Every senior manager makes a critical decision every day of his or her working life. Mostly, the decision is unconscious, but is no less vital for that. The issue is simply stated with three questions…

  • What work do I reserve for myself?
  • What work do I delegate to other people?
  • How do I control their performance?

Two friends provide a most remarkable case study of two totally contrasting sets of answers – the world's two richest men, Bill Gates and Warren Buffett. The software czar has kept his fingers in every pie and has ruled the actions of his delegates by constant and fierce interrogations – which have often reversed their decisions. The great investor (some of whose other ideas were discussed here last month) reserves only two functions for himself: allocating Berkshire Hathaway's capital (which he loves to do) and helping 15 or 20 senior managers to 'keep a group of people enthused about what they do when they have no financial need whatsoever to do it'.


The wholly owned companies managed by these people hold assets worth twice as much as Buffett's marvellous stock portfolio – in which seven major holdings from Coca-Cola to the Washington Post are dominant. The seven cost $4.4 billion: they were worth, at end-1998, $32.1 billion, out of a total share portfolio of £37.3 billion. The wholly owned assets, however, come to $80 billion, and the companies concerned employ 47,566 people, which is 60% more than Microsoft's roster.

In one sense, Buffett makes no distinction between the two types of investment. Whether you are buying all of a company, or just a fraction, you should, he believes, be vitally concerned with the same criteria:

1. Is the company simple and understandable?
2. Does it have a consistent operating history?
3. Does it have favourable, and predictable, long- term prospects?
4. Is the management competent and honest?
5. Is the underlying business undervalued?

The need for predictability and understanding rules out companies like Microsoft. Buffett doesn't understand the technology and has no intention of learning how. And Gates, even before he nearly missed the Internet boat, saw clearly that the technology has a mind of its own. His own titanic success, however, has been built on controlling the technology. By making MS-DOS and Windows the universal, all but inescapable entry into personal computing, Gates created a degree of market control that, until the Internet arrived, gave Microsoft's business a very high degree of predictability (and profit).

GIVEN PROBLEM A:
In the passage on Warren Buffett and Bill Gates, how many people work for the companies Berkshire Hathaway wholly owns?
GIVEN PROBLEM B:
Reproduce the records word for word, everything from their first line down to and including the line that contains "Text: ⊛: ⊛ xyxy=(525,97,533,107)".

AVAILABLE RECORDS:
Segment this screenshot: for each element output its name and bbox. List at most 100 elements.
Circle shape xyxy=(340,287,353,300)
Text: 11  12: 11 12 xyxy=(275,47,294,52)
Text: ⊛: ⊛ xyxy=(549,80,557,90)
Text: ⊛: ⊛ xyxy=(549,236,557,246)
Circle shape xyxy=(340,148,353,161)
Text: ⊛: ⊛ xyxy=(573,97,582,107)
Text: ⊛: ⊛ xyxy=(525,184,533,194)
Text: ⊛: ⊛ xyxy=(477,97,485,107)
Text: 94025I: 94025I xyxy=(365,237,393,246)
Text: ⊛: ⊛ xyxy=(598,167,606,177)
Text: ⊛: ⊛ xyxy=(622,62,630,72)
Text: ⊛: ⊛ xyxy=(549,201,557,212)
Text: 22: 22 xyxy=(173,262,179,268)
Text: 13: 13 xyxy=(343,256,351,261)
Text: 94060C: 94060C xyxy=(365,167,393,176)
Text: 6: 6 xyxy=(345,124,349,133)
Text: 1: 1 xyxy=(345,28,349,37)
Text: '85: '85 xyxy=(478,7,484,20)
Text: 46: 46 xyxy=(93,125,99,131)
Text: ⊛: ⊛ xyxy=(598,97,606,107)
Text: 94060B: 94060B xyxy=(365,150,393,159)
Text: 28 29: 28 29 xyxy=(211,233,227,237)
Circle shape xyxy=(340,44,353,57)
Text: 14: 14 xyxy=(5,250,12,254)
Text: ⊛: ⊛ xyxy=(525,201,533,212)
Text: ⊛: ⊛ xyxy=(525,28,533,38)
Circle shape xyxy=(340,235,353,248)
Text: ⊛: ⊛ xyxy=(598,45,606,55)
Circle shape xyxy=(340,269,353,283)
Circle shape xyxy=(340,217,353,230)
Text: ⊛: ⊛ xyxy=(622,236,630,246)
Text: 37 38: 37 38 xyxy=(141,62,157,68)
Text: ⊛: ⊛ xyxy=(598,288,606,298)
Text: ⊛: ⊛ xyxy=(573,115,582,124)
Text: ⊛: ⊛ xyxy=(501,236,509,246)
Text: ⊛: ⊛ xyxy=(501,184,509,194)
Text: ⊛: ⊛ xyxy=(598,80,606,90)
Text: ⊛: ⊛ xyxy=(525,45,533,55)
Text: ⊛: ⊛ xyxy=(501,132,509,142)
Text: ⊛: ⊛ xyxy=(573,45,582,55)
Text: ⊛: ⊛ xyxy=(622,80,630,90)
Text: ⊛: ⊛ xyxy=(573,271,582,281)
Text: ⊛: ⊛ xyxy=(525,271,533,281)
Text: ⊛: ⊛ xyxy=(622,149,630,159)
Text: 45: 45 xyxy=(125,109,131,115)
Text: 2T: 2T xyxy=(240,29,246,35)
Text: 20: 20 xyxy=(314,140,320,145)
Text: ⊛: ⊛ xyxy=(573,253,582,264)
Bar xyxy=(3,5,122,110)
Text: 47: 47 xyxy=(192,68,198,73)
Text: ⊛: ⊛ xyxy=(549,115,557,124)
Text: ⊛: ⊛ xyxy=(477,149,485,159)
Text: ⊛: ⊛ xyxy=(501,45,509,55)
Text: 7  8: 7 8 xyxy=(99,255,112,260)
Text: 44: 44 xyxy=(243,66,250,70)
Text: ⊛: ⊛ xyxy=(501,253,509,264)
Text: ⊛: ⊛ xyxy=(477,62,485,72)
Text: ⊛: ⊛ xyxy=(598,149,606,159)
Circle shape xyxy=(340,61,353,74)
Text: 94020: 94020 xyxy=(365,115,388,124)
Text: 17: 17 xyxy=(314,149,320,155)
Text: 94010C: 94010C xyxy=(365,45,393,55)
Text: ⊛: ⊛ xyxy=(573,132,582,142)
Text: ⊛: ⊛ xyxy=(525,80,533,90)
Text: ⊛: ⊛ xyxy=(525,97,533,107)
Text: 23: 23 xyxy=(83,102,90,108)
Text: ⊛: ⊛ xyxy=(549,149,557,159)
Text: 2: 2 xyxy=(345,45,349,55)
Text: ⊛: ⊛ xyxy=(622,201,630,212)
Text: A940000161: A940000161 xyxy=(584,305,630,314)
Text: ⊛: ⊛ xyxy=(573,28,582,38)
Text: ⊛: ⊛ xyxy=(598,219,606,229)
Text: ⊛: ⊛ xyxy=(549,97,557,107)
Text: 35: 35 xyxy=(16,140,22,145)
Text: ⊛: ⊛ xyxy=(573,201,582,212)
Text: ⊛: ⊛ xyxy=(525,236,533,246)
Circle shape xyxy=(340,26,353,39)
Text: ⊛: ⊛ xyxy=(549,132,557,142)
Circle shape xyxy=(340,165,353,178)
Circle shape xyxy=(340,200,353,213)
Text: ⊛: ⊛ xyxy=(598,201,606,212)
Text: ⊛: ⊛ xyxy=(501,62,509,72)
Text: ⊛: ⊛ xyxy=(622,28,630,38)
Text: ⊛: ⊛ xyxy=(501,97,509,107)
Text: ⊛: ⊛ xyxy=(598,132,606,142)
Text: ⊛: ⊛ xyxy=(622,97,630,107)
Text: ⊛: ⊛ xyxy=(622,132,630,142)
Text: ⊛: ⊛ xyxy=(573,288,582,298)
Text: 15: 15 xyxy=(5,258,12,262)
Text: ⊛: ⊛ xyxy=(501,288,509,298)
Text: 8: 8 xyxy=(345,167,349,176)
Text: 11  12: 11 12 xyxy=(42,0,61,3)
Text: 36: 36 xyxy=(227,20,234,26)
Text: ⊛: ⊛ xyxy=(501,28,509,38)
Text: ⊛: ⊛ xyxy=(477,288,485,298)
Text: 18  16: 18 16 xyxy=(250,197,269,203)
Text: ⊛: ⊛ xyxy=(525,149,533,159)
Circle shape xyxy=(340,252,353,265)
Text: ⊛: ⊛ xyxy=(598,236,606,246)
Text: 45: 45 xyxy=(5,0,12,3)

FINISHED ANSWER A:
47,566 people

FINISHED ANSWER B:
Segment this screenshot: for each element output its name and bbox. List at most 100 elements.
Circle shape xyxy=(340,287,353,300)
Text: 11  12: 11 12 xyxy=(275,47,294,52)
Text: ⊛: ⊛ xyxy=(549,80,557,90)
Text: ⊛: ⊛ xyxy=(549,236,557,246)
Circle shape xyxy=(340,148,353,161)
Text: ⊛: ⊛ xyxy=(573,97,582,107)
Text: ⊛: ⊛ xyxy=(525,184,533,194)
Text: ⊛: ⊛ xyxy=(477,97,485,107)
Text: 94025I: 94025I xyxy=(365,237,393,246)
Text: ⊛: ⊛ xyxy=(598,167,606,177)
Text: ⊛: ⊛ xyxy=(622,62,630,72)
Text: ⊛: ⊛ xyxy=(549,201,557,212)
Text: 22: 22 xyxy=(173,262,179,268)
Text: 13: 13 xyxy=(343,256,351,261)
Text: 94060C: 94060C xyxy=(365,167,393,176)
Text: 6: 6 xyxy=(345,124,349,133)
Text: 1: 1 xyxy=(345,28,349,37)
Text: '85: '85 xyxy=(478,7,484,20)
Text: 46: 46 xyxy=(93,125,99,131)
Text: ⊛: ⊛ xyxy=(598,97,606,107)
Text: 94060B: 94060B xyxy=(365,150,393,159)
Text: 28 29: 28 29 xyxy=(211,233,227,237)
Circle shape xyxy=(340,44,353,57)
Text: 14: 14 xyxy=(5,250,12,254)
Text: ⊛: ⊛ xyxy=(525,201,533,212)
Text: ⊛: ⊛ xyxy=(525,28,533,38)
Circle shape xyxy=(340,235,353,248)
Text: ⊛: ⊛ xyxy=(598,45,606,55)
Circle shape xyxy=(340,269,353,283)
Circle shape xyxy=(340,217,353,230)
Text: ⊛: ⊛ xyxy=(622,236,630,246)
Text: 37 38: 37 38 xyxy=(141,62,157,68)
Text: ⊛: ⊛ xyxy=(598,288,606,298)
Text: ⊛: ⊛ xyxy=(573,115,582,124)
Text: ⊛: ⊛ xyxy=(501,236,509,246)
Text: ⊛: ⊛ xyxy=(501,184,509,194)
Text: ⊛: ⊛ xyxy=(598,80,606,90)
Text: ⊛: ⊛ xyxy=(525,45,533,55)
Text: ⊛: ⊛ xyxy=(501,132,509,142)
Text: ⊛: ⊛ xyxy=(573,45,582,55)
Text: ⊛: ⊛ xyxy=(622,80,630,90)
Text: ⊛: ⊛ xyxy=(573,271,582,281)
Text: ⊛: ⊛ xyxy=(525,271,533,281)
Text: ⊛: ⊛ xyxy=(622,149,630,159)
Text: 45: 45 xyxy=(125,109,131,115)
Text: 2T: 2T xyxy=(240,29,246,35)
Text: 20: 20 xyxy=(314,140,320,145)
Text: ⊛: ⊛ xyxy=(573,253,582,264)
Bar xyxy=(3,5,122,110)
Text: 47: 47 xyxy=(192,68,198,73)
Text: ⊛: ⊛ xyxy=(549,115,557,124)
Text: ⊛: ⊛ xyxy=(477,149,485,159)
Text: ⊛: ⊛ xyxy=(501,45,509,55)
Text: 7  8: 7 8 xyxy=(99,255,112,260)
Text: 44: 44 xyxy=(243,66,250,70)
Text: ⊛: ⊛ xyxy=(501,253,509,264)
Text: ⊛: ⊛ xyxy=(477,62,485,72)
Text: ⊛: ⊛ xyxy=(598,149,606,159)
Circle shape xyxy=(340,61,353,74)
Text: 94020: 94020 xyxy=(365,115,388,124)
Text: 17: 17 xyxy=(314,149,320,155)
Text: 94010C: 94010C xyxy=(365,45,393,55)
Text: ⊛: ⊛ xyxy=(573,132,582,142)
Text: ⊛: ⊛ xyxy=(525,80,533,90)
Text: ⊛: ⊛ xyxy=(525,97,533,107)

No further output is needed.